### 課題
次の本文を一字一句変えずに全文書き写しなさい。

### 本文
──────

とりわけこの時期は、スーパーなどの店頭では出会えない野菜(薹が立ったり、花が咲いたりなど)が、わが家の食卓を彩る。人類が原始的であった頃は、冬場に不足がちであった養分を、花粉や、種を結ぼうとする植物のエキスを摂取していたはずだ。
夕餉には、花芽は吸い物と菜の花漬けで。ノラボウナはサッと油で炒めて、揚げと煮た。ヤーコンのキンピラもついた。
6.その他
1、かしら(頭)が座らぬ追体験。
川上文子さんの電話は、久しぶりだった。いつもの通りで、何ら変わった様子はなかった。だが、5日にお迎えしてビックリ仰天。長き闘病生活を強いられていらっしゃった。100対0で相手が悪い交通事故の被害者だった。この人の強くて優しく、公正で逞しい新たな一面も学んだが、自分の「頭の重さに気付かされ、」から始まったエピソードに、とても心惹かれた。“カシラが座らぬ新生児”の実体験であった、とか。

──────

文書構造認識データ:

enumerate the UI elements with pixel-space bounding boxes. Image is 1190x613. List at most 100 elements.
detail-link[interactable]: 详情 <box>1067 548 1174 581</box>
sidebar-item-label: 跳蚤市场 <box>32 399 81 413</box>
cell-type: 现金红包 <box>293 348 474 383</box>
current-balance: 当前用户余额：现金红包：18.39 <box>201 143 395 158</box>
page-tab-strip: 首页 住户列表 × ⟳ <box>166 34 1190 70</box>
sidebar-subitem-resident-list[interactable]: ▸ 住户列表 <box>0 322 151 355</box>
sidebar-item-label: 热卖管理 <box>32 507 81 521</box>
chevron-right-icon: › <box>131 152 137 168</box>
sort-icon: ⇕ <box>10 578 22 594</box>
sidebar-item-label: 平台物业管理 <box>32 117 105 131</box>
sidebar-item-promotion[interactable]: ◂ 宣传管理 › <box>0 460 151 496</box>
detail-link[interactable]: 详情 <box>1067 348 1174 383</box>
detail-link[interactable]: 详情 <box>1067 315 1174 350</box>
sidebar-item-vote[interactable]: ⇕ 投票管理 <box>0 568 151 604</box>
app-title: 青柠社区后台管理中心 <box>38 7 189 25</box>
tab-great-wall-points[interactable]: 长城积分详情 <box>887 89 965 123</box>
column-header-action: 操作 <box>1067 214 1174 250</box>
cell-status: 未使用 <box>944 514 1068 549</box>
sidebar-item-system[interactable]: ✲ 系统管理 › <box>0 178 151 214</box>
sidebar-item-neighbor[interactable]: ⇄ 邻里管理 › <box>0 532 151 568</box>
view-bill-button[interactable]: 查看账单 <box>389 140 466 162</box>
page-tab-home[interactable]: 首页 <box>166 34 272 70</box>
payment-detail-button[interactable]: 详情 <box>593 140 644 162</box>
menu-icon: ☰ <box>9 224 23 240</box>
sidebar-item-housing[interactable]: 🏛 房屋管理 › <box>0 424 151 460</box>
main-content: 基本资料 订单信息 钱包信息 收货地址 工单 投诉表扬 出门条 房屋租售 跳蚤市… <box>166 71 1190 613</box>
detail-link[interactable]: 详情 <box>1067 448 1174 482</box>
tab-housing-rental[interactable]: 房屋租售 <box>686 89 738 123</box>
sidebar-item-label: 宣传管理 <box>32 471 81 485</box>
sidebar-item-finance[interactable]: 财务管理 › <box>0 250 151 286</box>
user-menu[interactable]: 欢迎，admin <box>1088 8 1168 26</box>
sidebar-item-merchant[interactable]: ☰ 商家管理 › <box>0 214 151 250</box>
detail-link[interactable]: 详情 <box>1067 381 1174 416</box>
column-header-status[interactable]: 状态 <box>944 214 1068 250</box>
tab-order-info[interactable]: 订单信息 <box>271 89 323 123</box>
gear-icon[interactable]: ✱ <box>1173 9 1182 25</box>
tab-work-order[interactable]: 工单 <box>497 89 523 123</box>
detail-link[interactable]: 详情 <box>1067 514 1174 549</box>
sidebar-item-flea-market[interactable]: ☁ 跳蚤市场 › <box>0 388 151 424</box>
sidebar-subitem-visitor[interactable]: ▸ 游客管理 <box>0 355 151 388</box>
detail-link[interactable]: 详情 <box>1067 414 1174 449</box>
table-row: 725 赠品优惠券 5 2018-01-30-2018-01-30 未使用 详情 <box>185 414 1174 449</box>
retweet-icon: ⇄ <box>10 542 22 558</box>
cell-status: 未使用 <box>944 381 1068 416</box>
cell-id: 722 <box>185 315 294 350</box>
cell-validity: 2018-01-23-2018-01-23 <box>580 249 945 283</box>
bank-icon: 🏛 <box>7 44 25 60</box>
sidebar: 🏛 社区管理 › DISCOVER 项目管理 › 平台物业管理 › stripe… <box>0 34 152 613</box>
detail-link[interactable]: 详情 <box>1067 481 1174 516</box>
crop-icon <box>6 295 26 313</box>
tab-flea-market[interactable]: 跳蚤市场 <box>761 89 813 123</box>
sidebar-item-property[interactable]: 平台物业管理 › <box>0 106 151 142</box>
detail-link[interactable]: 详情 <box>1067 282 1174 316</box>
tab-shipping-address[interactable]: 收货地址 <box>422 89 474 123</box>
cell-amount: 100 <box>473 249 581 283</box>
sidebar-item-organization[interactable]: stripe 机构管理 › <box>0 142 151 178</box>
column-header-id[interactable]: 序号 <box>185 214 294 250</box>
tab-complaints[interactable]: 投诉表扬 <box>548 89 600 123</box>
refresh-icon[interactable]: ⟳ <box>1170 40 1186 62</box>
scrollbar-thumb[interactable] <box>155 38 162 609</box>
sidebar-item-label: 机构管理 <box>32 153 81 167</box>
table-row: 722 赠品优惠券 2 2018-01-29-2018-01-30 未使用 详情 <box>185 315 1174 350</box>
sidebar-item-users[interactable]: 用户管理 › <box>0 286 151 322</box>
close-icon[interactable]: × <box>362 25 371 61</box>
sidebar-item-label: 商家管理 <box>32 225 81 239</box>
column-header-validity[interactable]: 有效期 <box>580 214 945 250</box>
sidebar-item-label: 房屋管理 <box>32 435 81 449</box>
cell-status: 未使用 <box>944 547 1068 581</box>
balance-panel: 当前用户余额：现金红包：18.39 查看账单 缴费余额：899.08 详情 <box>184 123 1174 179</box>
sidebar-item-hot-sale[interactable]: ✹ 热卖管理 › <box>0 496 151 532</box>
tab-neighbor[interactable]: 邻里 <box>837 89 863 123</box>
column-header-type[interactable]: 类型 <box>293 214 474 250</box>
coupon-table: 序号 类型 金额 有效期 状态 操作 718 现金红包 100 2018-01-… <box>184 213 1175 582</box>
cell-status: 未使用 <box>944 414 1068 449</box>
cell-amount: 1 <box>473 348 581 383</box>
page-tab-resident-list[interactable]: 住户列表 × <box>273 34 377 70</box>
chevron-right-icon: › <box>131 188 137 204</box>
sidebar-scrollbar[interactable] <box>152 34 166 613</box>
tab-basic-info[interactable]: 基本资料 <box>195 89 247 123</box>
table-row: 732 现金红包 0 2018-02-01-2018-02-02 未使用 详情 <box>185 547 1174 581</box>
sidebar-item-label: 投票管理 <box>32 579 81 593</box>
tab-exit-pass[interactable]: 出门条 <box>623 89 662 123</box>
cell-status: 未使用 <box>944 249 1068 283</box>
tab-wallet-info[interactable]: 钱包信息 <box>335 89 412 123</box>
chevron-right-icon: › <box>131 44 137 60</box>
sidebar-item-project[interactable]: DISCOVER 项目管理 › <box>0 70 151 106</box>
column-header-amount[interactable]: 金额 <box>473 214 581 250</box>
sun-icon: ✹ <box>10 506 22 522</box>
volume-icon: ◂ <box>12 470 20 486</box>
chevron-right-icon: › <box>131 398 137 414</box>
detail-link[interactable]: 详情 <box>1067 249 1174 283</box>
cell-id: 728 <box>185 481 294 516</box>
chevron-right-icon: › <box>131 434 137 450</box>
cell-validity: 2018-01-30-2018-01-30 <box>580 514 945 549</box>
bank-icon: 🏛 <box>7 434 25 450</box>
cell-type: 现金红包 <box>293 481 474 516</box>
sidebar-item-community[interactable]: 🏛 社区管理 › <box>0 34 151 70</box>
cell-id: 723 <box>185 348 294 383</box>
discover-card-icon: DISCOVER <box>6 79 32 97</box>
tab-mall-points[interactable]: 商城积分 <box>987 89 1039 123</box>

──────

### 模範解答
とりわけこの時期は、スーパーなどの店頭では出会えない野菜(薹が立ったり、花が咲いたりなど)が、わが家の食卓を彩る。人類が原始的であった頃は、冬場に不足がちであった養分を、花粉や、種を結ぼうとする植物のエキスを摂取していたはずだ。
夕餉には、花芽は吸い物と菜の花漬けで。ノラボウナはサッと油で炒めて、揚げと煮た。ヤーコンのキンピラもついた。
6.その他
1、かしら(頭)が座らぬ追体験。
川上文子さんの電話は、久しぶりだった。いつもの通りで、何ら変わった様子はなかった。だが、5日にお迎えしてビックリ仰天。長き闘病生活を強いられていらっしゃった。100対0で相手が悪い交通事故の被害者だった。この人の強くて優しく、公正で逞しい新たな一面も学んだが、自分の「頭の重さに気付かされ、」から始まったエピソードに、とても心惹かれた。“カシラが座らぬ新生児”の実体験であった、とか。